■ Records provided ■
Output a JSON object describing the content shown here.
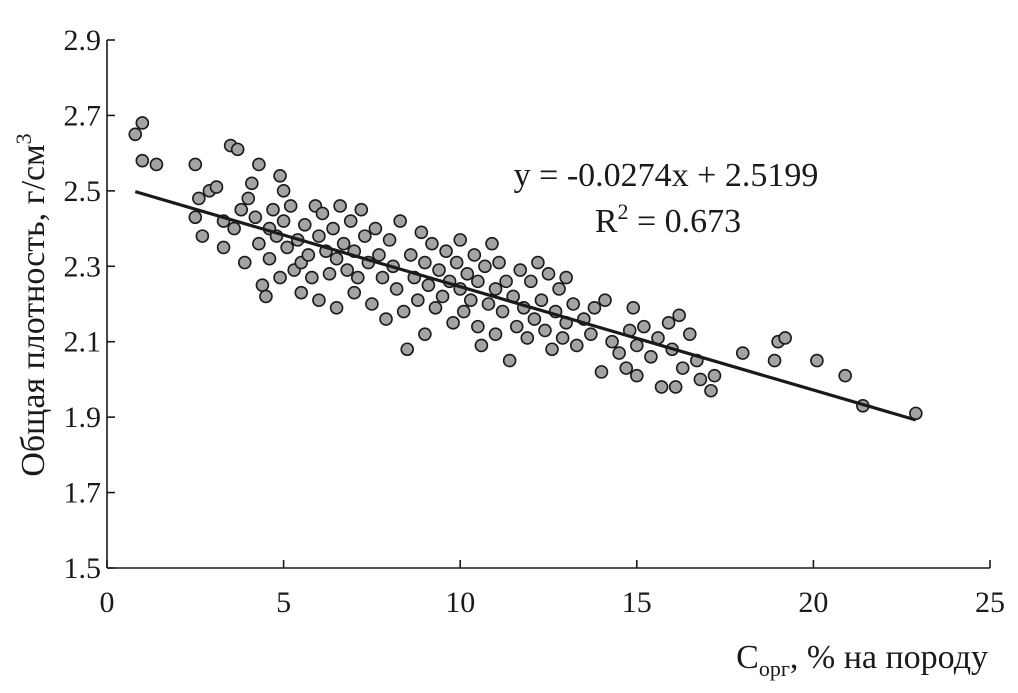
{
  "chart_data": {
    "type": "scatter",
    "xlabel_main": "C",
    "xlabel_sub": "орг",
    "xlabel_rest": ", % на породу",
    "ylabel": "Общая плотность, г/см",
    "ylabel_sup": "3",
    "xlim": [
      0,
      25
    ],
    "ylim": [
      1.5,
      2.9
    ],
    "xticks": [
      0,
      5,
      10,
      15,
      20,
      25
    ],
    "xtick_labels": [
      "0",
      "5",
      "10",
      "15",
      "20",
      "25"
    ],
    "yticks": [
      1.5,
      1.7,
      1.9,
      2.1,
      2.3,
      2.5,
      2.7,
      2.9
    ],
    "ytick_labels": [
      "1.5",
      "1.7",
      "1.9",
      "2.1",
      "2.3",
      "2.5",
      "2.7",
      "2.9"
    ],
    "trendline": {
      "slope": -0.0274,
      "intercept": 2.5199,
      "x_range": [
        0.8,
        22.9
      ]
    },
    "equation_label": "y = -0.0274x + 2.5199",
    "r2_prefix": "R",
    "r2_sup": "2",
    "r2_suffix": " = 0.673",
    "grid": false,
    "legend": "none",
    "marker_color": "#a3a3a3",
    "marker_edge_color": "#1a1a1a",
    "series": [
      {
        "points": [
          [
            0.8,
            2.65
          ],
          [
            1.0,
            2.68
          ],
          [
            1.0,
            2.58
          ],
          [
            1.4,
            2.57
          ],
          [
            2.5,
            2.57
          ],
          [
            2.5,
            2.43
          ],
          [
            2.6,
            2.48
          ],
          [
            2.7,
            2.38
          ],
          [
            2.9,
            2.5
          ],
          [
            3.1,
            2.51
          ],
          [
            3.3,
            2.42
          ],
          [
            3.3,
            2.35
          ],
          [
            3.5,
            2.62
          ],
          [
            3.6,
            2.4
          ],
          [
            3.7,
            2.61
          ],
          [
            3.8,
            2.45
          ],
          [
            3.9,
            2.31
          ],
          [
            4.0,
            2.48
          ],
          [
            4.1,
            2.52
          ],
          [
            4.2,
            2.43
          ],
          [
            4.3,
            2.57
          ],
          [
            4.3,
            2.36
          ],
          [
            4.4,
            2.25
          ],
          [
            4.5,
            2.22
          ],
          [
            4.6,
            2.4
          ],
          [
            4.6,
            2.32
          ],
          [
            4.7,
            2.45
          ],
          [
            4.8,
            2.38
          ],
          [
            4.9,
            2.54
          ],
          [
            4.9,
            2.27
          ],
          [
            5.0,
            2.5
          ],
          [
            5.0,
            2.42
          ],
          [
            5.1,
            2.35
          ],
          [
            5.2,
            2.46
          ],
          [
            5.3,
            2.29
          ],
          [
            5.4,
            2.37
          ],
          [
            5.5,
            2.31
          ],
          [
            5.5,
            2.23
          ],
          [
            5.6,
            2.41
          ],
          [
            5.7,
            2.33
          ],
          [
            5.8,
            2.27
          ],
          [
            5.9,
            2.46
          ],
          [
            6.0,
            2.38
          ],
          [
            6.0,
            2.21
          ],
          [
            6.1,
            2.44
          ],
          [
            6.2,
            2.34
          ],
          [
            6.3,
            2.28
          ],
          [
            6.4,
            2.4
          ],
          [
            6.5,
            2.32
          ],
          [
            6.5,
            2.19
          ],
          [
            6.6,
            2.46
          ],
          [
            6.7,
            2.36
          ],
          [
            6.8,
            2.29
          ],
          [
            6.9,
            2.42
          ],
          [
            7.0,
            2.34
          ],
          [
            7.0,
            2.23
          ],
          [
            7.1,
            2.27
          ],
          [
            7.2,
            2.45
          ],
          [
            7.3,
            2.38
          ],
          [
            7.4,
            2.31
          ],
          [
            7.5,
            2.2
          ],
          [
            7.6,
            2.4
          ],
          [
            7.7,
            2.33
          ],
          [
            7.8,
            2.27
          ],
          [
            7.9,
            2.16
          ],
          [
            8.0,
            2.37
          ],
          [
            8.1,
            2.3
          ],
          [
            8.2,
            2.24
          ],
          [
            8.3,
            2.42
          ],
          [
            8.4,
            2.18
          ],
          [
            8.5,
            2.08
          ],
          [
            8.6,
            2.33
          ],
          [
            8.7,
            2.27
          ],
          [
            8.8,
            2.21
          ],
          [
            8.9,
            2.39
          ],
          [
            9.0,
            2.31
          ],
          [
            9.0,
            2.12
          ],
          [
            9.1,
            2.25
          ],
          [
            9.2,
            2.36
          ],
          [
            9.3,
            2.19
          ],
          [
            9.4,
            2.29
          ],
          [
            9.5,
            2.22
          ],
          [
            9.6,
            2.34
          ],
          [
            9.7,
            2.26
          ],
          [
            9.8,
            2.15
          ],
          [
            9.9,
            2.31
          ],
          [
            10.0,
            2.24
          ],
          [
            10.0,
            2.37
          ],
          [
            10.1,
            2.18
          ],
          [
            10.2,
            2.28
          ],
          [
            10.3,
            2.21
          ],
          [
            10.4,
            2.33
          ],
          [
            10.5,
            2.14
          ],
          [
            10.5,
            2.26
          ],
          [
            10.6,
            2.09
          ],
          [
            10.7,
            2.3
          ],
          [
            10.8,
            2.2
          ],
          [
            10.9,
            2.36
          ],
          [
            11.0,
            2.24
          ],
          [
            11.0,
            2.12
          ],
          [
            11.1,
            2.31
          ],
          [
            11.2,
            2.18
          ],
          [
            11.3,
            2.26
          ],
          [
            11.4,
            2.05
          ],
          [
            11.5,
            2.22
          ],
          [
            11.6,
            2.14
          ],
          [
            11.7,
            2.29
          ],
          [
            11.8,
            2.19
          ],
          [
            11.9,
            2.11
          ],
          [
            12.0,
            2.26
          ],
          [
            12.1,
            2.16
          ],
          [
            12.2,
            2.31
          ],
          [
            12.3,
            2.21
          ],
          [
            12.4,
            2.13
          ],
          [
            12.5,
            2.28
          ],
          [
            12.6,
            2.08
          ],
          [
            12.7,
            2.18
          ],
          [
            12.8,
            2.24
          ],
          [
            12.9,
            2.11
          ],
          [
            13.0,
            2.27
          ],
          [
            13.0,
            2.15
          ],
          [
            13.2,
            2.2
          ],
          [
            13.3,
            2.09
          ],
          [
            13.5,
            2.16
          ],
          [
            13.7,
            2.12
          ],
          [
            13.8,
            2.19
          ],
          [
            14.0,
            2.02
          ],
          [
            14.1,
            2.21
          ],
          [
            14.3,
            2.1
          ],
          [
            14.5,
            2.07
          ],
          [
            14.7,
            2.03
          ],
          [
            14.8,
            2.13
          ],
          [
            14.9,
            2.19
          ],
          [
            15.0,
            2.09
          ],
          [
            15.0,
            2.01
          ],
          [
            15.2,
            2.14
          ],
          [
            15.4,
            2.06
          ],
          [
            15.6,
            2.11
          ],
          [
            15.7,
            1.98
          ],
          [
            15.9,
            2.15
          ],
          [
            16.0,
            2.08
          ],
          [
            16.1,
            1.98
          ],
          [
            16.2,
            2.17
          ],
          [
            16.3,
            2.03
          ],
          [
            16.5,
            2.12
          ],
          [
            16.7,
            2.05
          ],
          [
            16.8,
            2.0
          ],
          [
            17.1,
            1.97
          ],
          [
            17.2,
            2.01
          ],
          [
            18.0,
            2.07
          ],
          [
            18.9,
            2.05
          ],
          [
            19.0,
            2.1
          ],
          [
            19.2,
            2.11
          ],
          [
            20.1,
            2.05
          ],
          [
            20.9,
            2.01
          ],
          [
            21.4,
            1.93
          ],
          [
            22.9,
            1.91
          ]
        ]
      }
    ]
  }
}
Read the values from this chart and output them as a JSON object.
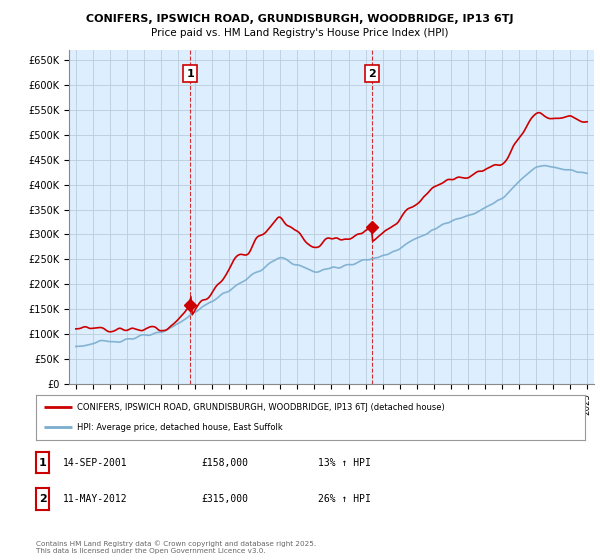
{
  "title1": "CONIFERS, IPSWICH ROAD, GRUNDISBURGH, WOODBRIDGE, IP13 6TJ",
  "title2": "Price paid vs. HM Land Registry's House Price Index (HPI)",
  "ylabel_ticks": [
    "£0",
    "£50K",
    "£100K",
    "£150K",
    "£200K",
    "£250K",
    "£300K",
    "£350K",
    "£400K",
    "£450K",
    "£500K",
    "£550K",
    "£600K",
    "£650K"
  ],
  "ytick_vals": [
    0,
    50000,
    100000,
    150000,
    200000,
    250000,
    300000,
    350000,
    400000,
    450000,
    500000,
    550000,
    600000,
    650000
  ],
  "ylim": [
    0,
    670000
  ],
  "sale1_year": 2001.71,
  "sale1_price": 158000,
  "sale2_year": 2012.36,
  "sale2_price": 315000,
  "legend_line1": "CONIFERS, IPSWICH ROAD, GRUNDISBURGH, WOODBRIDGE, IP13 6TJ (detached house)",
  "legend_line2": "HPI: Average price, detached house, East Suffolk",
  "table_row1": [
    "1",
    "14-SEP-2001",
    "£158,000",
    "13% ↑ HPI"
  ],
  "table_row2": [
    "2",
    "11-MAY-2012",
    "£315,000",
    "26% ↑ HPI"
  ],
  "footnote": "Contains HM Land Registry data © Crown copyright and database right 2025.\nThis data is licensed under the Open Government Licence v3.0.",
  "red_color": "#cc0000",
  "blue_color": "#7aadce",
  "grid_color": "#bbccdd",
  "plot_bg": "#ddeeff",
  "label_box_color": "#cc0000"
}
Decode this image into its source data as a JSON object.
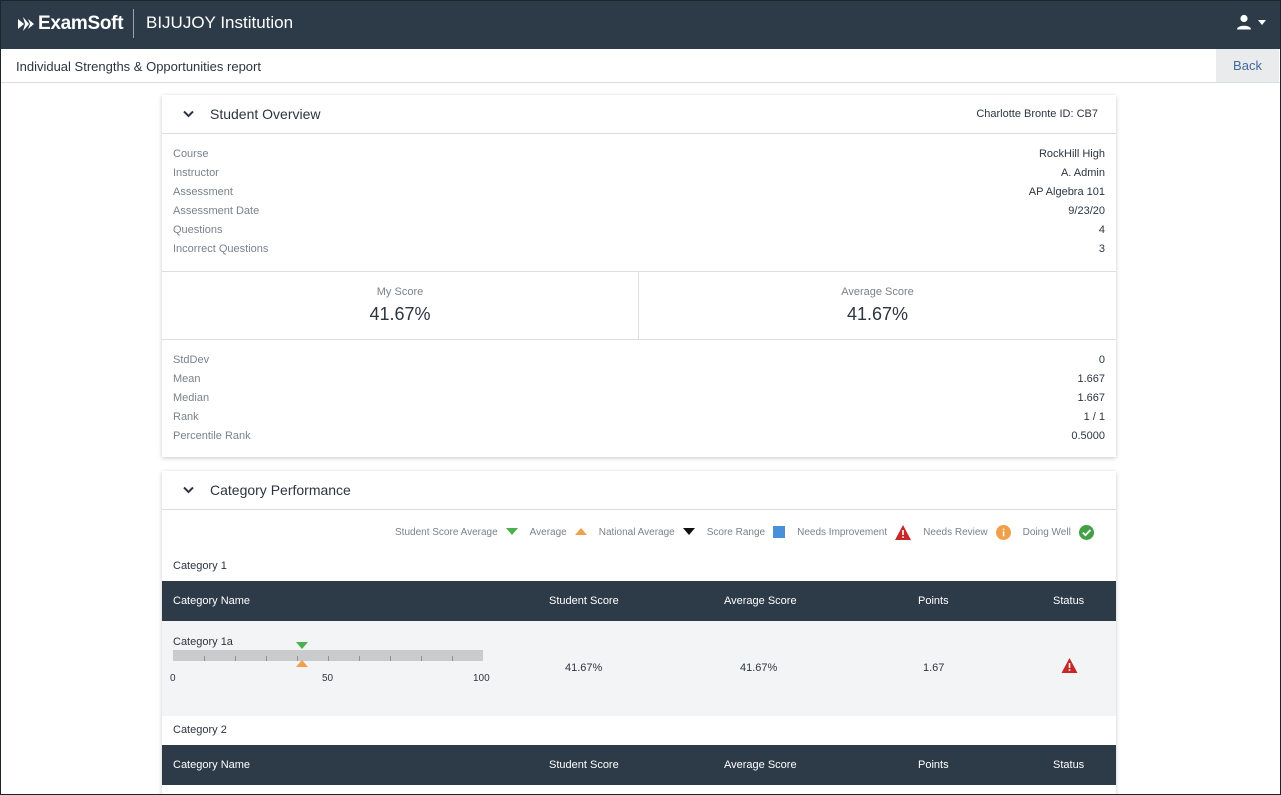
{
  "app": {
    "logo_text": "ExamSoft",
    "logo_tm": "·",
    "institution": "BIJUJOY Institution"
  },
  "subheader": {
    "report_title": "Individual Strengths & Opportunities report",
    "back_label": "Back"
  },
  "overview": {
    "title": "Student Overview",
    "student_id": "Charlotte Bronte ID: CB7",
    "details": [
      {
        "label": "Course",
        "value": "RockHill High"
      },
      {
        "label": "Instructor",
        "value": "A. Admin"
      },
      {
        "label": "Assessment",
        "value": "AP Algebra 101"
      },
      {
        "label": "Assessment Date",
        "value": "9/23/20"
      },
      {
        "label": "Questions",
        "value": "4"
      },
      {
        "label": "Incorrect Questions",
        "value": "3"
      }
    ],
    "my_score_label": "My Score",
    "my_score_value": "41.67%",
    "avg_score_label": "Average Score",
    "avg_score_value": "41.67%",
    "stats": [
      {
        "label": "StdDev",
        "value": "0"
      },
      {
        "label": "Mean",
        "value": "1.667"
      },
      {
        "label": "Median",
        "value": "1.667"
      },
      {
        "label": "Rank",
        "value": "1 / 1"
      },
      {
        "label": "Percentile Rank",
        "value": "0.5000"
      }
    ]
  },
  "category_performance": {
    "title": "Category Performance",
    "legend": [
      {
        "label": "Student Score Average",
        "icon": "green-triangle-down-icon",
        "color": "#4caf50"
      },
      {
        "label": "Average",
        "icon": "orange-triangle-up-icon",
        "color": "#f0a04b"
      },
      {
        "label": "National Average",
        "icon": "black-triangle-down-icon",
        "color": "#111111"
      },
      {
        "label": "Score Range",
        "icon": "blue-square-icon",
        "color": "#4a90d9"
      },
      {
        "label": "Needs Improvement",
        "icon": "warning-icon",
        "color": "#c62828"
      },
      {
        "label": "Needs Review",
        "icon": "info-icon",
        "color": "#f0a04b"
      },
      {
        "label": "Doing Well",
        "icon": "check-circle-icon",
        "color": "#43a047"
      }
    ],
    "columns": {
      "name": "Category Name",
      "student_score": "Student Score",
      "average_score": "Average Score",
      "points": "Points",
      "status": "Status"
    },
    "categories": [
      {
        "label": "Category 1",
        "rows": [
          {
            "name": "Category 1a",
            "student_score": "41.67%",
            "average_score": "41.67%",
            "points": "1.67",
            "status": "Needs Improvement",
            "student_pct": 41.67,
            "average_pct": 41.67,
            "axis": {
              "min": "0",
              "mid": "50",
              "max": "100"
            }
          }
        ]
      },
      {
        "label": "Category 2",
        "rows": []
      }
    ]
  }
}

■ Problem to solve ■
Collect the lines that hold "Needs".

■ Exercise answer ■
        "label": "Needs Improvement",
        "label": "Needs Review",
            "status": "Needs Improvement",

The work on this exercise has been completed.